What to produce
Collect each line of the records containing the string "ylabel".

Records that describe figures
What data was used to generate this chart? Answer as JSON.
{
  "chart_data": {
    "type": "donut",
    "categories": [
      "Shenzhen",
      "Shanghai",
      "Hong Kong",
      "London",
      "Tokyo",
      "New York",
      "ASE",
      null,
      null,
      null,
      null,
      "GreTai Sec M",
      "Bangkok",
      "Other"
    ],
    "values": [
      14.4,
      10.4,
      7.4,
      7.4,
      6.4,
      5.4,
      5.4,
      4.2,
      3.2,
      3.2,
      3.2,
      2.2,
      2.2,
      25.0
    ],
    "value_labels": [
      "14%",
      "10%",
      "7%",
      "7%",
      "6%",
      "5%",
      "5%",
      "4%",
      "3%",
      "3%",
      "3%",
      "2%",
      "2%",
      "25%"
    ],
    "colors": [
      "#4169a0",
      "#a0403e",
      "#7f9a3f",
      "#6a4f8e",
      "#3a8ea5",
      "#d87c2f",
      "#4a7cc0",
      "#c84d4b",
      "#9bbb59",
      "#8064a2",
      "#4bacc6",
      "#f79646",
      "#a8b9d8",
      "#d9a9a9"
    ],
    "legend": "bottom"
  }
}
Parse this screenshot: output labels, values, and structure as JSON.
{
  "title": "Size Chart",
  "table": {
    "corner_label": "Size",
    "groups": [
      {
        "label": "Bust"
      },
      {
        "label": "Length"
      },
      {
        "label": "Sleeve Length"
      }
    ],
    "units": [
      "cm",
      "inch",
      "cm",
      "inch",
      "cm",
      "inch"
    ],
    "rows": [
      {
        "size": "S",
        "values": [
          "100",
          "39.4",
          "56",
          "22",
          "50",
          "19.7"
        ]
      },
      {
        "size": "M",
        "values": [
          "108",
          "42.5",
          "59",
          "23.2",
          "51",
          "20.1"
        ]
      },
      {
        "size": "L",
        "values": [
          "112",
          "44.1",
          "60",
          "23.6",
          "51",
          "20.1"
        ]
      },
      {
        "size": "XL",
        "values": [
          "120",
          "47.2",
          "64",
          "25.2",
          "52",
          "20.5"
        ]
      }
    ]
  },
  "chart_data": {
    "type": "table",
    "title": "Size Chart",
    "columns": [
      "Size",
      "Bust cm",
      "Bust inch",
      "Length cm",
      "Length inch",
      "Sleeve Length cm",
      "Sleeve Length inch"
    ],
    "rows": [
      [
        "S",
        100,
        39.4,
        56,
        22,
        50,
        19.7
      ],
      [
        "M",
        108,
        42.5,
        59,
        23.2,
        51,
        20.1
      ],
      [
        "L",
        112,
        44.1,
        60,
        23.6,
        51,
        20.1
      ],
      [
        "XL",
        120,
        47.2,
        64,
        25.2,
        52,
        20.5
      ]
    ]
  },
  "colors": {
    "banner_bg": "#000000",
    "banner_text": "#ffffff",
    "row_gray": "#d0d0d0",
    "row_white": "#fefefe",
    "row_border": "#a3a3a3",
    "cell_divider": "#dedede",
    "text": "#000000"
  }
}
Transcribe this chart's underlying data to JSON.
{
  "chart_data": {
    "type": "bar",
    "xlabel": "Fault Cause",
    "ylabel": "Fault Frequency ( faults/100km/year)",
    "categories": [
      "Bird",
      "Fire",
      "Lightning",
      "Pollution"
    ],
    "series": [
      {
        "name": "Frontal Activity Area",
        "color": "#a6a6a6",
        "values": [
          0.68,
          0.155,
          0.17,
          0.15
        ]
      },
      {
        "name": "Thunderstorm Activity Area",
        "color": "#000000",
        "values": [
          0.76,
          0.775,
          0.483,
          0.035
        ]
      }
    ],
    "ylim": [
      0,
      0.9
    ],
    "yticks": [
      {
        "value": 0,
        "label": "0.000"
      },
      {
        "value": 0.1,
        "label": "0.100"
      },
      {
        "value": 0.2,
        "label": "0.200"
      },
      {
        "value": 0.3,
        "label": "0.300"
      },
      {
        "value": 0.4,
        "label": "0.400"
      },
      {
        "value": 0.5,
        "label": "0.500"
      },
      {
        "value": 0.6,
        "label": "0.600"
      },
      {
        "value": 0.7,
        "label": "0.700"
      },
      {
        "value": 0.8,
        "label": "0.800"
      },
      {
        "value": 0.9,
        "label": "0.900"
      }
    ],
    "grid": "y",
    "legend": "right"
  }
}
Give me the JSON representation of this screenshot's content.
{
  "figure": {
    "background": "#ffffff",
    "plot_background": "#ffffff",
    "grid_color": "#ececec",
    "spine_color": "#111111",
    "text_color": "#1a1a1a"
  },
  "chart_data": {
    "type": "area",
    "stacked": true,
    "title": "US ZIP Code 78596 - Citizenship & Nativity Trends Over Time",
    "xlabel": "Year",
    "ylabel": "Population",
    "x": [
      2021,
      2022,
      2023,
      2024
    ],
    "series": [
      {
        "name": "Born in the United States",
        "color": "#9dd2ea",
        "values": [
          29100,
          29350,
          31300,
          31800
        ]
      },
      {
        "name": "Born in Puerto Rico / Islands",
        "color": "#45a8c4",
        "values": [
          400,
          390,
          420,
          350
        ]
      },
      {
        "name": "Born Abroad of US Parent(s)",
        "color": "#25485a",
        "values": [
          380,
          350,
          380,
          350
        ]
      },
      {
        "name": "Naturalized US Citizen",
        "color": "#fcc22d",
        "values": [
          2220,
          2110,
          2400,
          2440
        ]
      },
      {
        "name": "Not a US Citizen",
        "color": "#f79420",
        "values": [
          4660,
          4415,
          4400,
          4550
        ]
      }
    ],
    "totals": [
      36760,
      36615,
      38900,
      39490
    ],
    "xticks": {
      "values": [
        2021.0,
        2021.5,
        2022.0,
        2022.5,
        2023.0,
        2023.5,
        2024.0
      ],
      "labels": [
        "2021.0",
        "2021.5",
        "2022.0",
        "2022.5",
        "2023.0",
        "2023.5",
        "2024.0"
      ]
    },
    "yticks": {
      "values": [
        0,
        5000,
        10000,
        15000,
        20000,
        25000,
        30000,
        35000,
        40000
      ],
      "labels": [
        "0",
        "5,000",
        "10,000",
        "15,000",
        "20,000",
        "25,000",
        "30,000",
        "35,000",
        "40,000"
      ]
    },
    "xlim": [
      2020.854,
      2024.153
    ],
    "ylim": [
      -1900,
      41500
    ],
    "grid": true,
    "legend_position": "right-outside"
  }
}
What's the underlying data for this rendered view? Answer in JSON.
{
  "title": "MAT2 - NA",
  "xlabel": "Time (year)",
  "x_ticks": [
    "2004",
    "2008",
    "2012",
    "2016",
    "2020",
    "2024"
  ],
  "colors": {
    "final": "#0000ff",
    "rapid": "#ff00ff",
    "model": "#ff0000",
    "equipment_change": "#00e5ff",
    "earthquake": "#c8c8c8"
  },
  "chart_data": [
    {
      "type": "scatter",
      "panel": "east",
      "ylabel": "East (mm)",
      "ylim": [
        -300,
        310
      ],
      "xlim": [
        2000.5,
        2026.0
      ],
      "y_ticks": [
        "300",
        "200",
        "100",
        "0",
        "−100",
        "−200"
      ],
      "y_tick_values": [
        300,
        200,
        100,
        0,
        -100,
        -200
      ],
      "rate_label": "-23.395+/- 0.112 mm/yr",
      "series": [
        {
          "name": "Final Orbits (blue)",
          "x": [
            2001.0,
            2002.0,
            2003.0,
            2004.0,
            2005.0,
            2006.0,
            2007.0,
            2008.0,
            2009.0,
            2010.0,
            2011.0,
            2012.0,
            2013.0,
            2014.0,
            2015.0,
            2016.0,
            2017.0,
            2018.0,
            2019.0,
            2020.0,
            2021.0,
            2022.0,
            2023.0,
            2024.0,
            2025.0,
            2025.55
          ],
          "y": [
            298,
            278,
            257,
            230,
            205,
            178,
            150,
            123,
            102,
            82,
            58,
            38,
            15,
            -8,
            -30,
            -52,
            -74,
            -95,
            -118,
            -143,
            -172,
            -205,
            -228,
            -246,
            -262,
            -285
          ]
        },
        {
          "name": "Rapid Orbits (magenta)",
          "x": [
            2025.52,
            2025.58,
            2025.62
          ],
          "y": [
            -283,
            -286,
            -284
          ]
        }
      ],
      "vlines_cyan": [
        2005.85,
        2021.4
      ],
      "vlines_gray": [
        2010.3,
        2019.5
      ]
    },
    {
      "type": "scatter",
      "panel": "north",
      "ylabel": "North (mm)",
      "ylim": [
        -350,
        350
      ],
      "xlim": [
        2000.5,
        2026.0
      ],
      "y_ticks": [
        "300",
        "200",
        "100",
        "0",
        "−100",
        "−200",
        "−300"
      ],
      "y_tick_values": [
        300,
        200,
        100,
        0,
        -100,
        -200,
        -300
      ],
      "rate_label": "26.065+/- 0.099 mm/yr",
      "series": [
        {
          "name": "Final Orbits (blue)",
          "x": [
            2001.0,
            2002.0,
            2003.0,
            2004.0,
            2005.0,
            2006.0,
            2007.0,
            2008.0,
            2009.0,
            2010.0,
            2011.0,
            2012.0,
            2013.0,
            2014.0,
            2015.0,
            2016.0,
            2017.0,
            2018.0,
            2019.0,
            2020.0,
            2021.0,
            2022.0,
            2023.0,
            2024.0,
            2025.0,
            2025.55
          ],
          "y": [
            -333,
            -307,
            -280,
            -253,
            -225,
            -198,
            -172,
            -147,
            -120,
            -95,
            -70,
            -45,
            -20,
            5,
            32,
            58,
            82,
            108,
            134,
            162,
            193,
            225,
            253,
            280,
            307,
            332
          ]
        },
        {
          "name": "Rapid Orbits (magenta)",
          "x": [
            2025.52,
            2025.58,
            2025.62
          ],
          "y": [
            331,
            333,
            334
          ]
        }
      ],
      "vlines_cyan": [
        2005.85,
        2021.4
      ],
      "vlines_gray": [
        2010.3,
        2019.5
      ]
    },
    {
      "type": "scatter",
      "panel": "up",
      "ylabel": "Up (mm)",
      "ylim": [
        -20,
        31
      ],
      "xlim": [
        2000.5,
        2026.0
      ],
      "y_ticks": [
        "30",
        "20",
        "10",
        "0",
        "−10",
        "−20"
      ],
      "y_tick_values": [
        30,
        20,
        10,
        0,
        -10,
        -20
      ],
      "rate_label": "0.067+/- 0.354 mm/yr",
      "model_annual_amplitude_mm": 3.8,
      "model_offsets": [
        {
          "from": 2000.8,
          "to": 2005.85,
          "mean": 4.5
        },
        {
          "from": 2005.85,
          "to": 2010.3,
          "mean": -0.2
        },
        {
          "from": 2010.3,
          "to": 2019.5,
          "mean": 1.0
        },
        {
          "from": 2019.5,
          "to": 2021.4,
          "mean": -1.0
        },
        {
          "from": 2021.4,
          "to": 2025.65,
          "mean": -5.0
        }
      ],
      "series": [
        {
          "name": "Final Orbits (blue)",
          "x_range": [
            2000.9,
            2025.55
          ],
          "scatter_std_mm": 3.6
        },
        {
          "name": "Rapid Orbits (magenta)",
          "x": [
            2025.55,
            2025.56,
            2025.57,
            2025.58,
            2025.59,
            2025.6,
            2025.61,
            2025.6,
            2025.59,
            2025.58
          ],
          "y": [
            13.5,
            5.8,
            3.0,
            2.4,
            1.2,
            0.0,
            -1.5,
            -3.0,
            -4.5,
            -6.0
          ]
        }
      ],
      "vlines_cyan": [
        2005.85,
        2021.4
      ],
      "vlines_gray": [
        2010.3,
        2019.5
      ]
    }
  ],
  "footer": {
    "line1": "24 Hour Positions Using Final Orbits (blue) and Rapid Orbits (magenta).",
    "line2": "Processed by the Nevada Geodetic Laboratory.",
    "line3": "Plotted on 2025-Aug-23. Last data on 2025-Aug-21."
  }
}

Solution to this task
    "ylabel": "Fault Frequency ( faults/100km/year)",
    "ylabel": "Population",
      "ylabel": "East (mm)",
      "ylabel": "North (mm)",
      "ylabel": "Up (mm)",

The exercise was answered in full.